─── Dataset excerpts

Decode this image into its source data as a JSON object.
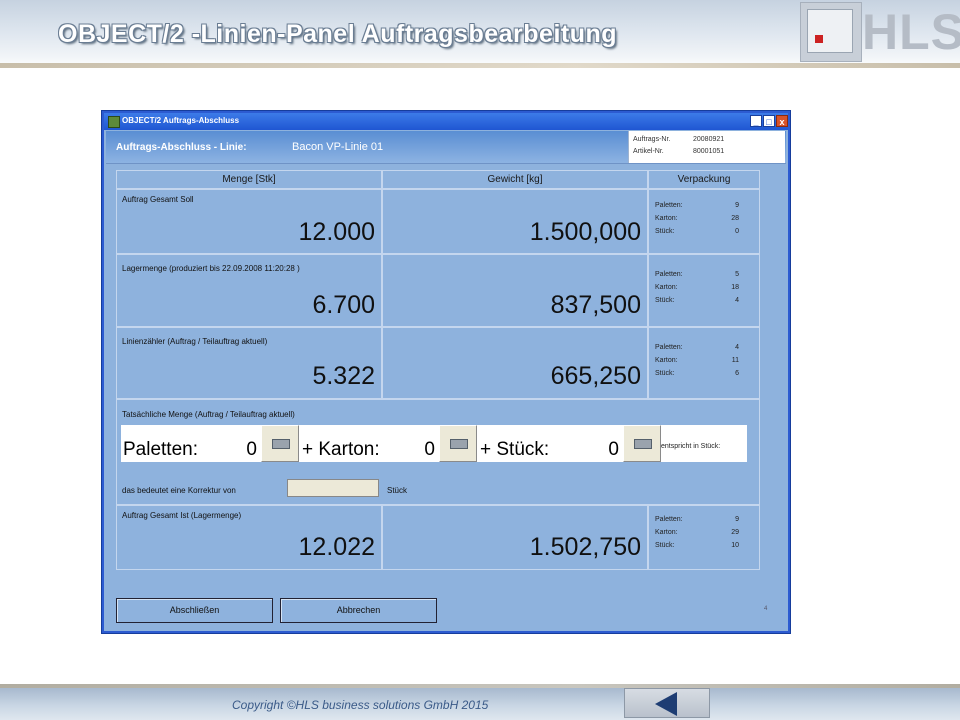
{
  "slide": {
    "title": "OBJECT/2 -Linien-Panel Auftragsbearbeitung",
    "logo_text": "HLS",
    "copyright": "Copyright ©HLS business solutions GmbH 2015"
  },
  "window": {
    "title": "OBJECT/2 Auftrags-Abschluss",
    "controls": [
      "_",
      "□",
      "x"
    ],
    "header_label": "Auftrags-Abschluss -  Linie:",
    "line_name": "Bacon VP-Linie 01",
    "info": [
      {
        "label": "Auftrags-Nr.",
        "value": "20080921"
      },
      {
        "label": "Artikel-Nr.",
        "value": "80001051"
      }
    ]
  },
  "table": {
    "columns": [
      "Menge [Stk]",
      "Gewicht [kg]",
      "Verpackung"
    ],
    "pack_labels": [
      "Paletten:",
      "Karton:",
      "Stück:"
    ],
    "rows": [
      {
        "label": "Auftrag Gesamt Soll",
        "menge": "12.000",
        "gewicht": "1.500,000",
        "pack": [
          "9",
          "28",
          "0"
        ]
      },
      {
        "label": "Lagermenge (produziert bis   22.09.2008 11:20:28    )",
        "menge": "6.700",
        "gewicht": "837,500",
        "pack": [
          "5",
          "18",
          "4"
        ]
      },
      {
        "label": "Linienzähler (Auftrag / Teilauftrag aktuell)",
        "menge": "5.322",
        "gewicht": "665,250",
        "pack": [
          "4",
          "11",
          "6"
        ]
      }
    ],
    "actual": {
      "label": "Tatsächliche Menge (Auftrag / Teilauftrag aktuell)",
      "paletten_label": "Paletten:",
      "paletten_value": "0",
      "karton_label": "+ Karton:",
      "karton_value": "0",
      "stueck_label": "+ Stück:",
      "stueck_value": "0",
      "entspricht": "entspricht in Stück:",
      "correction_label": "das bedeutet eine Korrektur von",
      "correction_value": "",
      "correction_unit": "Stück"
    },
    "total": {
      "label": "Auftrag Gesamt Ist (Lagermenge)",
      "menge": "12.022",
      "gewicht": "1.502,750",
      "pack": [
        "9",
        "29",
        "10"
      ]
    }
  },
  "buttons": {
    "abschliessen": "Abschließen",
    "abbrechen": "Abbrechen"
  },
  "corner_number": "4",
  "icons": [
    "keyboard-icon",
    "back-arrow-icon",
    "window-icon"
  ]
}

──────

■ **Task directions**: The data above needs to be retyped exactly, with the images left out.

■ **Output of the task**:
Decode this image into its source data as a JSON object.
{
  "slide": {
    "title": "OBJECT/2 -Linien-Panel Auftragsbearbeitung",
    "logo_text": "HLS",
    "copyright": "Copyright ©HLS business solutions GmbH 2015"
  },
  "window": {
    "title": "OBJECT/2 Auftrags-Abschluss",
    "controls": [
      "_",
      "□",
      "x"
    ],
    "header_label": "Auftrags-Abschluss -  Linie:",
    "line_name": "Bacon VP-Linie 01",
    "info": [
      {
        "label": "Auftrags-Nr.",
        "value": "20080921"
      },
      {
        "label": "Artikel-Nr.",
        "value": "80001051"
      }
    ]
  },
  "table": {
    "columns": [
      "Menge [Stk]",
      "Gewicht [kg]",
      "Verpackung"
    ],
    "pack_labels": [
      "Paletten:",
      "Karton:",
      "Stück:"
    ],
    "rows": [
      {
        "label": "Auftrag Gesamt Soll",
        "menge": "12.000",
        "gewicht": "1.500,000",
        "pack": [
          "9",
          "28",
          "0"
        ]
      },
      {
        "label": "Lagermenge (produziert bis   22.09.2008 11:20:28    )",
        "menge": "6.700",
        "gewicht": "837,500",
        "pack": [
          "5",
          "18",
          "4"
        ]
      },
      {
        "label": "Linienzähler (Auftrag / Teilauftrag aktuell)",
        "menge": "5.322",
        "gewicht": "665,250",
        "pack": [
          "4",
          "11",
          "6"
        ]
      }
    ],
    "actual": {
      "label": "Tatsächliche Menge (Auftrag / Teilauftrag aktuell)",
      "paletten_label": "Paletten:",
      "paletten_value": "0",
      "karton_label": "+ Karton:",
      "karton_value": "0",
      "stueck_label": "+ Stück:",
      "stueck_value": "0",
      "entspricht": "entspricht in Stück:",
      "correction_label": "das bedeutet eine Korrektur von",
      "correction_value": "",
      "correction_unit": "Stück"
    },
    "total": {
      "label": "Auftrag Gesamt Ist (Lagermenge)",
      "menge": "12.022",
      "gewicht": "1.502,750",
      "pack": [
        "9",
        "29",
        "10"
      ]
    }
  },
  "buttons": {
    "abschliessen": "Abschließen",
    "abbrechen": "Abbrechen"
  },
  "corner_number": "4",
  "icons": [
    "keyboard-icon",
    "back-arrow-icon",
    "window-icon"
  ]
}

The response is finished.